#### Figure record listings
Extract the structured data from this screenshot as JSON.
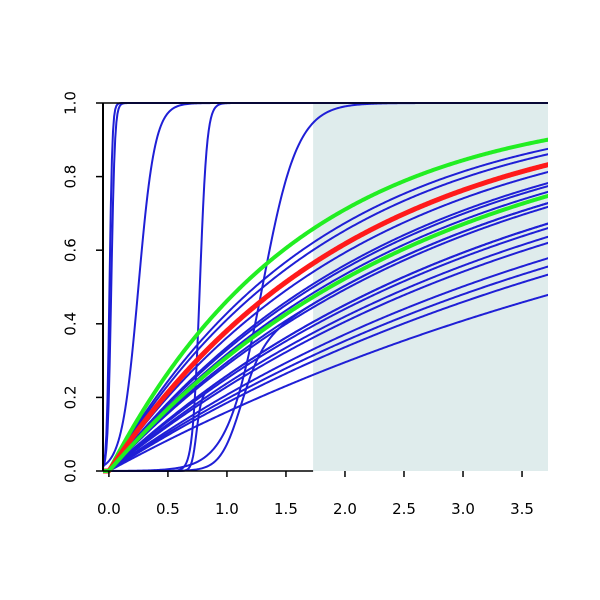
{
  "chart_data": {
    "type": "line",
    "title": "",
    "xlabel": "",
    "ylabel": "",
    "xlim": [
      -0.05,
      3.72
    ],
    "ylim": [
      0,
      1
    ],
    "x_ticks": [
      0.0,
      0.5,
      1.0,
      1.5,
      2.0,
      2.5,
      3.0,
      3.5
    ],
    "x_tick_labels": [
      "0.0",
      "0.5",
      "1.0",
      "1.5",
      "2.0",
      "2.5",
      "3.0",
      "3.5"
    ],
    "y_ticks": [
      0.0,
      0.2,
      0.4,
      0.6,
      0.8,
      1.0
    ],
    "y_tick_labels": [
      "0.0",
      "0.2",
      "0.4",
      "0.6",
      "0.8",
      "1.0"
    ],
    "shaded_region": {
      "x_from": 1.73,
      "x_to": 3.72,
      "color": "#dfecec"
    },
    "grid": false,
    "legend": "none",
    "colors": {
      "blue": "#1f1fd6",
      "red": "#ff1a1a",
      "green": "#22ee22",
      "frame": "#000000"
    },
    "series": [
      {
        "color": "blue",
        "width": 2,
        "kind": "logistic",
        "params": [
          0.005,
          0.012
        ]
      },
      {
        "color": "blue",
        "width": 2,
        "kind": "logistic",
        "params": [
          0.02,
          0.015
        ]
      },
      {
        "color": "blue",
        "width": 2,
        "kind": "logistic",
        "params": [
          0.25,
          0.07
        ]
      },
      {
        "color": "blue",
        "width": 2,
        "kind": "logistic",
        "params": [
          0.77,
          0.03
        ]
      },
      {
        "color": "blue",
        "width": 2,
        "kind": "logistic",
        "params": [
          1.3,
          0.15
        ]
      },
      {
        "color": "blue",
        "width": 2,
        "kind": "exp",
        "params": [
          0.175
        ]
      },
      {
        "color": "blue",
        "width": 2,
        "kind": "exp",
        "params": [
          0.205
        ]
      },
      {
        "color": "blue",
        "width": 2,
        "kind": "exp",
        "params": [
          0.218
        ]
      },
      {
        "color": "blue",
        "width": 2,
        "kind": "exp",
        "params": [
          0.232
        ]
      },
      {
        "color": "blue",
        "width": 2,
        "kind": "exp",
        "params": [
          0.26
        ]
      },
      {
        "color": "blue",
        "width": 2,
        "kind": "exp",
        "params": [
          0.272
        ]
      },
      {
        "color": "blue",
        "width": 2,
        "kind": "exp",
        "params": [
          0.29
        ]
      },
      {
        "color": "blue",
        "width": 2,
        "kind": "exp",
        "params": [
          0.3
        ]
      },
      {
        "color": "blue",
        "width": 2,
        "kind": "exp",
        "params": [
          0.34
        ]
      },
      {
        "color": "blue",
        "width": 2,
        "kind": "exp",
        "params": [
          0.35
        ]
      },
      {
        "color": "blue",
        "width": 2,
        "kind": "exp",
        "params": [
          0.382
        ]
      },
      {
        "color": "blue",
        "width": 2,
        "kind": "exp",
        "params": [
          0.41
        ]
      },
      {
        "color": "blue",
        "width": 2,
        "kind": "exp",
        "params": [
          0.45
        ]
      },
      {
        "color": "blue",
        "width": 2,
        "kind": "exp",
        "params": [
          0.53
        ]
      },
      {
        "color": "blue",
        "width": 2,
        "kind": "exp",
        "params": [
          0.56
        ]
      },
      {
        "color": "blue",
        "width": 2,
        "kind": "exp",
        "params": [
          0.4
        ]
      },
      {
        "color": "blue",
        "width": 2,
        "kind": "logistic_rise",
        "params": [
          0.74,
          0.02,
          0.3
        ]
      },
      {
        "color": "blue",
        "width": 2,
        "kind": "logistic_rise",
        "params": [
          1.1,
          0.09,
          0.35
        ]
      },
      {
        "color": "green",
        "width": 4,
        "kind": "exp",
        "params": [
          0.62
        ]
      },
      {
        "color": "red",
        "width": 5,
        "kind": "exp",
        "params": [
          0.48
        ]
      },
      {
        "color": "green",
        "width": 4,
        "kind": "exp",
        "params": [
          0.37
        ]
      }
    ]
  }
}
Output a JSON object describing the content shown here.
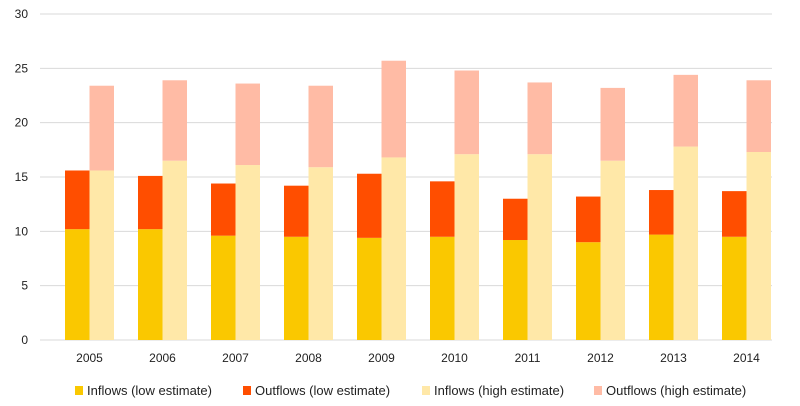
{
  "chart_data": {
    "type": "bar",
    "stacked": true,
    "title": "",
    "xlabel": "",
    "ylabel": "",
    "ylim": [
      0,
      30
    ],
    "yticks": [
      0,
      5,
      10,
      15,
      20,
      25,
      30
    ],
    "grid": true,
    "legend_position": "bottom",
    "categories": [
      "2005",
      "2006",
      "2007",
      "2008",
      "2009",
      "2010",
      "2011",
      "2012",
      "2013",
      "2014"
    ],
    "stacks": [
      {
        "name": "low estimate",
        "series": [
          {
            "name": "Inflows (low estimate)",
            "color": "#FAC800",
            "values": [
              10.2,
              10.2,
              9.6,
              9.5,
              9.4,
              9.5,
              9.2,
              9.0,
              9.7,
              9.5
            ]
          },
          {
            "name": "Outflows (low estimate)",
            "color": "#FF4E00",
            "values": [
              5.4,
              4.9,
              4.8,
              4.7,
              5.9,
              5.1,
              3.8,
              4.2,
              4.1,
              4.2
            ]
          }
        ]
      },
      {
        "name": "high estimate",
        "series": [
          {
            "name": "Inflows (high estimate)",
            "color": "#FFE8A8",
            "values": [
              15.6,
              16.5,
              16.1,
              15.9,
              16.8,
              17.1,
              17.1,
              16.5,
              17.8,
              17.3
            ]
          },
          {
            "name": "Outflows (high estimate)",
            "color": "#FFBBA5",
            "values": [
              7.8,
              7.4,
              7.5,
              7.5,
              8.9,
              7.7,
              6.6,
              6.7,
              6.6,
              6.6
            ]
          }
        ]
      }
    ],
    "legend": [
      {
        "label": "Inflows (low estimate)",
        "color": "#FAC800"
      },
      {
        "label": "Outflows (low estimate)",
        "color": "#FF4E00"
      },
      {
        "label": "Inflows (high estimate)",
        "color": "#FFE8A8"
      },
      {
        "label": "Outflows (high estimate)",
        "color": "#FFBBA5"
      }
    ],
    "gridline_color": "#D9D9D9"
  }
}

#### Goal of the exercise
Reproduce the full material exactly, excluding the pictures.

#### Finished answer
Extract the structured data from this screenshot as JSON.
{
  "chart_data": {
    "type": "line",
    "title": "",
    "xlabel": "",
    "ylabel": "",
    "xlim": [
      -0.05,
      3.72
    ],
    "ylim": [
      0,
      1
    ],
    "x_ticks": [
      0.0,
      0.5,
      1.0,
      1.5,
      2.0,
      2.5,
      3.0,
      3.5
    ],
    "x_tick_labels": [
      "0.0",
      "0.5",
      "1.0",
      "1.5",
      "2.0",
      "2.5",
      "3.0",
      "3.5"
    ],
    "y_ticks": [
      0.0,
      0.2,
      0.4,
      0.6,
      0.8,
      1.0
    ],
    "y_tick_labels": [
      "0.0",
      "0.2",
      "0.4",
      "0.6",
      "0.8",
      "1.0"
    ],
    "shaded_region": {
      "x_from": 1.73,
      "x_to": 3.72,
      "color": "#dfecec"
    },
    "grid": false,
    "legend": "none",
    "colors": {
      "blue": "#1f1fd6",
      "red": "#ff1a1a",
      "green": "#22ee22",
      "frame": "#000000"
    },
    "series": [
      {
        "color": "blue",
        "width": 2,
        "kind": "logistic",
        "params": [
          0.005,
          0.012
        ]
      },
      {
        "color": "blue",
        "width": 2,
        "kind": "logistic",
        "params": [
          0.02,
          0.015
        ]
      },
      {
        "color": "blue",
        "width": 2,
        "kind": "logistic",
        "params": [
          0.25,
          0.07
        ]
      },
      {
        "color": "blue",
        "width": 2,
        "kind": "logistic",
        "params": [
          0.77,
          0.03
        ]
      },
      {
        "color": "blue",
        "width": 2,
        "kind": "logistic",
        "params": [
          1.3,
          0.15
        ]
      },
      {
        "color": "blue",
        "width": 2,
        "kind": "exp",
        "params": [
          0.175
        ]
      },
      {
        "color": "blue",
        "width": 2,
        "kind": "exp",
        "params": [
          0.205
        ]
      },
      {
        "color": "blue",
        "width": 2,
        "kind": "exp",
        "params": [
          0.218
        ]
      },
      {
        "color": "blue",
        "width": 2,
        "kind": "exp",
        "params": [
          0.232
        ]
      },
      {
        "color": "blue",
        "width": 2,
        "kind": "exp",
        "params": [
          0.26
        ]
      },
      {
        "color": "blue",
        "width": 2,
        "kind": "exp",
        "params": [
          0.272
        ]
      },
      {
        "color": "blue",
        "width": 2,
        "kind": "exp",
        "params": [
          0.29
        ]
      },
      {
        "color": "blue",
        "width": 2,
        "kind": "exp",
        "params": [
          0.3
        ]
      },
      {
        "color": "blue",
        "width": 2,
        "kind": "exp",
        "params": [
          0.34
        ]
      },
      {
        "color": "blue",
        "width": 2,
        "kind": "exp",
        "params": [
          0.35
        ]
      },
      {
        "color": "blue",
        "width": 2,
        "kind": "exp",
        "params": [
          0.382
        ]
      },
      {
        "color": "blue",
        "width": 2,
        "kind": "exp",
        "params": [
          0.41
        ]
      },
      {
        "color": "blue",
        "width": 2,
        "kind": "exp",
        "params": [
          0.45
        ]
      },
      {
        "color": "blue",
        "width": 2,
        "kind": "exp",
        "params": [
          0.53
        ]
      },
      {
        "color": "blue",
        "width": 2,
        "kind": "exp",
        "params": [
          0.56
        ]
      },
      {
        "color": "blue",
        "width": 2,
        "kind": "exp",
        "params": [
          0.4
        ]
      },
      {
        "color": "blue",
        "width": 2,
        "kind": "logistic_rise",
        "params": [
          0.74,
          0.02,
          0.3
        ]
      },
      {
        "color": "blue",
        "width": 2,
        "kind": "logistic_rise",
        "params": [
          1.1,
          0.09,
          0.35
        ]
      },
      {
        "color": "green",
        "width": 4,
        "kind": "exp",
        "params": [
          0.62
        ]
      },
      {
        "color": "red",
        "width": 5,
        "kind": "exp",
        "params": [
          0.48
        ]
      },
      {
        "color": "green",
        "width": 4,
        "kind": "exp",
        "params": [
          0.37
        ]
      }
    ]
  }
}
Output a JSON object describing the content shown here.
{
  "chart_data": {
    "type": "bar",
    "stacked": true,
    "title": "",
    "xlabel": "",
    "ylabel": "",
    "ylim": [
      0,
      30
    ],
    "yticks": [
      0,
      5,
      10,
      15,
      20,
      25,
      30
    ],
    "grid": true,
    "legend_position": "bottom",
    "categories": [
      "2005",
      "2006",
      "2007",
      "2008",
      "2009",
      "2010",
      "2011",
      "2012",
      "2013",
      "2014"
    ],
    "stacks": [
      {
        "name": "low estimate",
        "series": [
          {
            "name": "Inflows (low estimate)",
            "color": "#FAC800",
            "values": [
              10.2,
              10.2,
              9.6,
              9.5,
              9.4,
              9.5,
              9.2,
              9.0,
              9.7,
              9.5
            ]
          },
          {
            "name": "Outflows (low estimate)",
            "color": "#FF4E00",
            "values": [
              5.4,
              4.9,
              4.8,
              4.7,
              5.9,
              5.1,
              3.8,
              4.2,
              4.1,
              4.2
            ]
          }
        ]
      },
      {
        "name": "high estimate",
        "series": [
          {
            "name": "Inflows (high estimate)",
            "color": "#FFE8A8",
            "values": [
              15.6,
              16.5,
              16.1,
              15.9,
              16.8,
              17.1,
              17.1,
              16.5,
              17.8,
              17.3
            ]
          },
          {
            "name": "Outflows (high estimate)",
            "color": "#FFBBA5",
            "values": [
              7.8,
              7.4,
              7.5,
              7.5,
              8.9,
              7.7,
              6.6,
              6.7,
              6.6,
              6.6
            ]
          }
        ]
      }
    ],
    "legend": [
      {
        "label": "Inflows (low estimate)",
        "color": "#FAC800"
      },
      {
        "label": "Outflows (low estimate)",
        "color": "#FF4E00"
      },
      {
        "label": "Inflows (high estimate)",
        "color": "#FFE8A8"
      },
      {
        "label": "Outflows (high estimate)",
        "color": "#FFBBA5"
      }
    ],
    "gridline_color": "#D9D9D9"
  }
}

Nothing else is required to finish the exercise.